ACTIVITY: The answer should contain every record below, output exactly.
═════ RECORD EXCERPTS
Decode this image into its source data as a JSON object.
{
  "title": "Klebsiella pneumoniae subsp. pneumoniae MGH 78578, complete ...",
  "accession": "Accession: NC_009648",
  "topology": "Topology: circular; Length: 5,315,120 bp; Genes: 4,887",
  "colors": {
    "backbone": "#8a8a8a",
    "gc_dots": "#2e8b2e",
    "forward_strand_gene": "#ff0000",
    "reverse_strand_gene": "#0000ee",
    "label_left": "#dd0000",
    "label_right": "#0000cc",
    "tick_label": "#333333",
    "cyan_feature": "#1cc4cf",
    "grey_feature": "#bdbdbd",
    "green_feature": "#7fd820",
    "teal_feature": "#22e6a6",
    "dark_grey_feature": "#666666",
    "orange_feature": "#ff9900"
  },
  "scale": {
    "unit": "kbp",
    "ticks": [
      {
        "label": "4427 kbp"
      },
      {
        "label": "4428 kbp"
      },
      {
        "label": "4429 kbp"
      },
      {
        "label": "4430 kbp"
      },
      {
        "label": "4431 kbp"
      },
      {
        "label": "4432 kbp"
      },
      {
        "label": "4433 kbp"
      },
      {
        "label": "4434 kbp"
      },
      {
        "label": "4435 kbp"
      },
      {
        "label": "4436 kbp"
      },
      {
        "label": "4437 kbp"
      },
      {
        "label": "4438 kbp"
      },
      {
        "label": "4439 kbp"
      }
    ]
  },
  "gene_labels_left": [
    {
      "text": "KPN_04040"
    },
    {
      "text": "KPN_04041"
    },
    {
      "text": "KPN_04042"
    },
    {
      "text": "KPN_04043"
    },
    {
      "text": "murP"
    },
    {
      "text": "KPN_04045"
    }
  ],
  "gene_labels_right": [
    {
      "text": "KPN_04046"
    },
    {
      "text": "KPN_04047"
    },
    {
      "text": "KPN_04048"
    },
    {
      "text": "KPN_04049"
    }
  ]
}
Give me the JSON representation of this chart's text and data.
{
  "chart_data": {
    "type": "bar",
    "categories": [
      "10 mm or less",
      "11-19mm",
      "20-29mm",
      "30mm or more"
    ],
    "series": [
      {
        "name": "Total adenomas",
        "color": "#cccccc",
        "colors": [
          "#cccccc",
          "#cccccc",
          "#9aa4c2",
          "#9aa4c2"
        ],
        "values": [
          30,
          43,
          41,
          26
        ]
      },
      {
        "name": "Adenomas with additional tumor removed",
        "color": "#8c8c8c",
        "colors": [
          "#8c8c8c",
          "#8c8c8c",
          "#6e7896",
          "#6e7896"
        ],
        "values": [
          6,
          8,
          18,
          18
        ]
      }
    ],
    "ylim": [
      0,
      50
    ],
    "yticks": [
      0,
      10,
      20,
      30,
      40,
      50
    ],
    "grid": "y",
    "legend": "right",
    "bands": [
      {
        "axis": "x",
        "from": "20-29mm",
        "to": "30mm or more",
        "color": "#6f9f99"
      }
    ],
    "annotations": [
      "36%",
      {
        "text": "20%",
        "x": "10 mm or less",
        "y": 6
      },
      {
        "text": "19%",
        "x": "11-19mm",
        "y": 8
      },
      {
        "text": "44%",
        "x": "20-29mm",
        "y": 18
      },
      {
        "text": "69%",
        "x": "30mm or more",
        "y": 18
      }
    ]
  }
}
══════════
EXERCISE RESULT:
Decode this image into its source data as a JSON object.
{
  "title": "Klebsiella pneumoniae subsp. pneumoniae MGH 78578, complete ...",
  "accession": "Accession: NC_009648",
  "topology": "Topology: circular; Length: 5,315,120 bp; Genes: 4,887",
  "colors": {
    "backbone": "#8a8a8a",
    "gc_dots": "#2e8b2e",
    "forward_strand_gene": "#ff0000",
    "reverse_strand_gene": "#0000ee",
    "label_left": "#dd0000",
    "label_right": "#0000cc",
    "tick_label": "#333333",
    "cyan_feature": "#1cc4cf",
    "grey_feature": "#bdbdbd",
    "green_feature": "#7fd820",
    "teal_feature": "#22e6a6",
    "dark_grey_feature": "#666666",
    "orange_feature": "#ff9900"
  },
  "scale": {
    "unit": "kbp",
    "ticks": [
      {
        "label": "4427 kbp"
      },
      {
        "label": "4428 kbp"
      },
      {
        "label": "4429 kbp"
      },
      {
        "label": "4430 kbp"
      },
      {
        "label": "4431 kbp"
      },
      {
        "label": "4432 kbp"
      },
      {
        "label": "4433 kbp"
      },
      {
        "label": "4434 kbp"
      },
      {
        "label": "4435 kbp"
      },
      {
        "label": "4436 kbp"
      },
      {
        "label": "4437 kbp"
      },
      {
        "label": "4438 kbp"
      },
      {
        "label": "4439 kbp"
      }
    ]
  },
  "gene_labels_left": [
    {
      "text": "KPN_04040"
    },
    {
      "text": "KPN_04041"
    },
    {
      "text": "KPN_04042"
    },
    {
      "text": "KPN_04043"
    },
    {
      "text": "murP"
    },
    {
      "text": "KPN_04045"
    }
  ],
  "gene_labels_right": [
    {
      "text": "KPN_04046"
    },
    {
      "text": "KPN_04047"
    },
    {
      "text": "KPN_04048"
    },
    {
      "text": "KPN_04049"
    }
  ]
}
Give me the JSON representation of this chart's text and data.
{
  "chart_data": {
    "type": "bar",
    "categories": [
      "10 mm or less",
      "11-19mm",
      "20-29mm",
      "30mm or more"
    ],
    "series": [
      {
        "name": "Total adenomas",
        "color": "#cccccc",
        "colors": [
          "#cccccc",
          "#cccccc",
          "#9aa4c2",
          "#9aa4c2"
        ],
        "values": [
          30,
          43,
          41,
          26
        ]
      },
      {
        "name": "Adenomas with additional tumor removed",
        "color": "#8c8c8c",
        "colors": [
          "#8c8c8c",
          "#8c8c8c",
          "#6e7896",
          "#6e7896"
        ],
        "values": [
          6,
          8,
          18,
          18
        ]
      }
    ],
    "ylim": [
      0,
      50
    ],
    "yticks": [
      0,
      10,
      20,
      30,
      40,
      50
    ],
    "grid": "y",
    "legend": "right",
    "bands": [
      {
        "axis": "x",
        "from": "20-29mm",
        "to": "30mm or more",
        "color": "#6f9f99"
      }
    ],
    "annotations": [
      "36%",
      {
        "text": "20%",
        "x": "10 mm or less",
        "y": 6
      },
      {
        "text": "19%",
        "x": "11-19mm",
        "y": 8
      },
      {
        "text": "44%",
        "x": "20-29mm",
        "y": 18
      },
      {
        "text": "69%",
        "x": "30mm or more",
        "y": 18
      }
    ]
  }
}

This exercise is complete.